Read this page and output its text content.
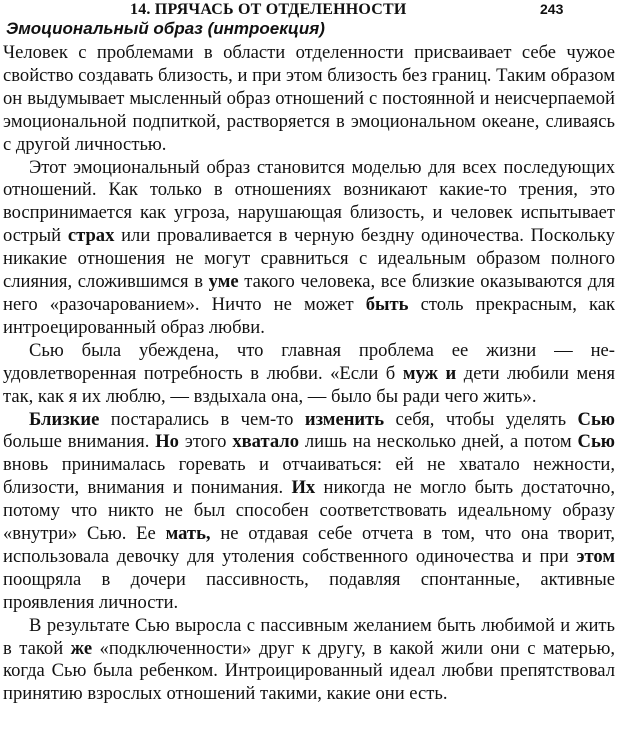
14. ПРЯЧАСЬ ОТ ОТДЕЛЕННОСТИ	243
Эмоциональный образ (интроекция)

Человек с проблемами в области отделенности присваивает себе чужое свойство создавать близость, и при этом близость без границ. Таким образом он выдумывает мысленный образ отношений с постоянной и неисчерпаемой эмоциональной подпиткой, растворяется в эмоциональном океане, сливаясь с другой личностью.

Этот эмоциональный образ становится моделью для всех последующих отношений. Как только в отношениях возникают какие-то трения, это воспринимается как угроза, нарушающая близость, и человек испытывает острый страх или проваливается в черную бездну одиночества. Поскольку никакие отношения не могут сравниться с идеальным образом полного слияния, сложившимся в уме такого человека, все близкие оказываются для него «разочарованием». Ничто не может быть столь прекрасным, как интроецированный образ любви.

Сью была убеждена, что главная проблема ее жизни — не-удовлетворенная потребность в любви. «Если б муж и дети любили меня так, как я их люблю, — вздыхала она, — было бы ради чего жить».

Близкие постарались в чем-то изменить себя, чтобы уделять Сью больше внимания. Но этого хватало лишь на несколько дней, а потом Сью вновь принималась горевать и отчаиваться: ей не хватало нежности, близости, внимания и понимания. Их никогда не могло быть достаточно, потому что никто не был способен соответствовать идеальному образу «внутри» Сью. Ее мать, не отдавая себе отчета в том, что она творит, использовала девочку для утоления собственного одиночества и при этом поощряла в дочери пассивность, подавляя спонтанные, активные проявления личности.

В результате Сью выросла с пассивным желанием быть любимой и жить в такой же «подключенности» друг к другу, в какой жили они с матерью, когда Сью была ребенком. Интроицированный идеал любви препятствовал принятию взрослых отношений такими, какие они есть.
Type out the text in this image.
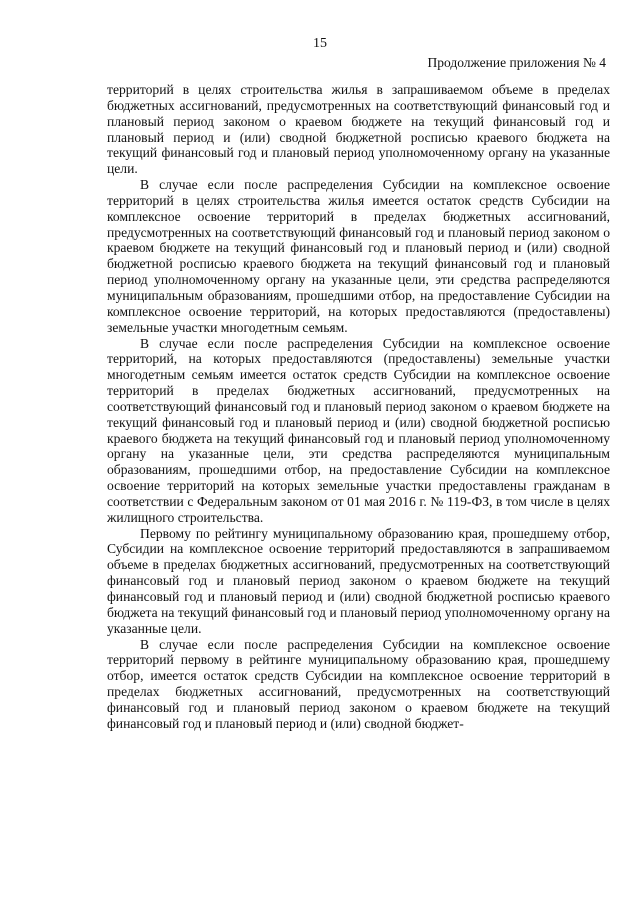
15
Продолжение приложения № 4

территорий в целях строительства жилья в запрашиваемом объеме в пределах бюджетных ассигнований, предусмотренных на соответствующий финансовый год и плановый период законом о краевом бюджете на текущий финансовый год и плановый период и (или) сводной бюджетной росписью краевого бюджета на текущий финансовый год и плановый период уполномоченному органу на указанные цели.

В случае если после распределения Субсидии на комплексное освоение территорий в целях строительства жилья имеется остаток средств Субсидии на комплексное освоение территорий в пределах бюджетных ассигнований, предусмотренных на соответствующий финансовый год и плановый период законом о краевом бюджете на текущий финансовый год и плановый период и (или) сводной бюджетной росписью краевого бюджета на текущий финансовый год и плановый период уполномоченному органу на указанные цели, эти средства распределяются муниципальным образованиям, прошедшими отбор, на предоставление Субсидии на комплексное освоение территорий, на которых предоставляются (предоставлены) земельные участки многодетным семьям.

В случае если после распределения Субсидии на комплексное освоение территорий, на которых предоставляются (предоставлены) земельные участки многодетным семьям имеется остаток средств Субсидии на комплексное освоение территорий в пределах бюджетных ассигнований, предусмотренных на соответствующий финансовый год и плановый период законом о краевом бюджете на текущий финансовый год и плановый период и (или) сводной бюджетной росписью краевого бюджета на текущий финансовый год и плановый период уполномоченному органу на указанные цели, эти средства распределяются муниципальным образованиям, прошедшими отбор, на предоставление Субсидии на комплексное освоение территорий на которых земельные участки предоставлены гражданам в соответствии с Федеральным законом от 01 мая 2016 г. № 119-ФЗ, в том числе в целях жилищного строительства.

Первому по рейтингу муниципальному образованию края, прошедшему отбор, Субсидии на комплексное освоение территорий предоставляются в запрашиваемом объеме в пределах бюджетных ассигнований, предусмотренных на соответствующий финансовый год и плановый период законом о краевом бюджете на текущий финансовый год и плановый период и (или) сводной бюджетной росписью краевого бюджета на текущий финансовый год и плановый период уполномоченному органу на указанные цели.

В случае если после распределения Субсидии на комплексное освоение территорий первому в рейтинге муниципальному образованию края, прошедшему отбор, имеется остаток средств Субсидии на комплексное освоение территорий в пределах бюджетных ассигнований, предусмотренных на соответствующий финансовый год и плановый период законом о краевом бюджете на текущий финансовый год и плановый период и (или) сводной бюджет-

What the task asks
A faithful copy of the records above is needed, with the pictures left out.

The reply
Read this page and output its text content.
14. ПРЯЧАСЬ ОТ ОТДЕЛЕННОСТИ	243
Эмоциональный образ (интроекция)

Человек с проблемами в области отделенности присваивает себе чужое свойство создавать близость, и при этом близость без границ. Таким образом он выдумывает мысленный образ отношений с постоянной и неисчерпаемой эмоциональной подпиткой, растворяется в эмоциональном океане, сливаясь с другой личностью.

Этот эмоциональный образ становится моделью для всех последующих отношений. Как только в отношениях возникают какие-то трения, это воспринимается как угроза, нарушающая близость, и человек испытывает острый страх или проваливается в черную бездну одиночества. Поскольку никакие отношения не могут сравниться с идеальным образом полного слияния, сложившимся в уме такого человека, все близкие оказываются для него «разочарованием». Ничто не может быть столь прекрасным, как интроецированный образ любви.

Сью была убеждена, что главная проблема ее жизни — не-удовлетворенная потребность в любви. «Если б муж и дети любили меня так, как я их люблю, — вздыхала она, — было бы ради чего жить».

Близкие постарались в чем-то изменить себя, чтобы уделять Сью больше внимания. Но этого хватало лишь на несколько дней, а потом Сью вновь принималась горевать и отчаиваться: ей не хватало нежности, близости, внимания и понимания. Их никогда не могло быть достаточно, потому что никто не был способен соответствовать идеальному образу «внутри» Сью. Ее мать, не отдавая себе отчета в том, что она творит, использовала девочку для утоления собственного одиночества и при этом поощряла в дочери пассивность, подавляя спонтанные, активные проявления личности.

В результате Сью выросла с пассивным желанием быть любимой и жить в такой же «подключенности» друг к другу, в какой жили они с матерью, когда Сью была ребенком. Интроицированный идеал любви препятствовал принятию взрослых отношений такими, какие они есть.
Type out the text in this image.
15
Продолжение приложения № 4

территорий в целях строительства жилья в запрашиваемом объеме в пределах бюджетных ассигнований, предусмотренных на соответствующий финансовый год и плановый период законом о краевом бюджете на текущий финансовый год и плановый период и (или) сводной бюджетной росписью краевого бюджета на текущий финансовый год и плановый период уполномоченному органу на указанные цели.

В случае если после распределения Субсидии на комплексное освоение территорий в целях строительства жилья имеется остаток средств Субсидии на комплексное освоение территорий в пределах бюджетных ассигнований, предусмотренных на соответствующий финансовый год и плановый период законом о краевом бюджете на текущий финансовый год и плановый период и (или) сводной бюджетной росписью краевого бюджета на текущий финансовый год и плановый период уполномоченному органу на указанные цели, эти средства распределяются муниципальным образованиям, прошедшими отбор, на предоставление Субсидии на комплексное освоение территорий, на которых предоставляются (предоставлены) земельные участки многодетным семьям.

В случае если после распределения Субсидии на комплексное освоение территорий, на которых предоставляются (предоставлены) земельные участки многодетным семьям имеется остаток средств Субсидии на комплексное освоение территорий в пределах бюджетных ассигнований, предусмотренных на соответствующий финансовый год и плановый период законом о краевом бюджете на текущий финансовый год и плановый период и (или) сводной бюджетной росписью краевого бюджета на текущий финансовый год и плановый период уполномоченному органу на указанные цели, эти средства распределяются муниципальным образованиям, прошедшими отбор, на предоставление Субсидии на комплексное освоение территорий на которых земельные участки предоставлены гражданам в соответствии с Федеральным законом от 01 мая 2016 г. № 119-ФЗ, в том числе в целях жилищного строительства.

Первому по рейтингу муниципальному образованию края, прошедшему отбор, Субсидии на комплексное освоение территорий предоставляются в запрашиваемом объеме в пределах бюджетных ассигнований, предусмотренных на соответствующий финансовый год и плановый период законом о краевом бюджете на текущий финансовый год и плановый период и (или) сводной бюджетной росписью краевого бюджета на текущий финансовый год и плановый период уполномоченному органу на указанные цели.

В случае если после распределения Субсидии на комплексное освоение территорий первому в рейтинге муниципальному образованию края, прошедшему отбор, имеется остаток средств Субсидии на комплексное освоение территорий в пределах бюджетных ассигнований, предусмотренных на соответствующий финансовый год и плановый период законом о краевом бюджете на текущий финансовый год и плановый период и (или) сводной бюджет-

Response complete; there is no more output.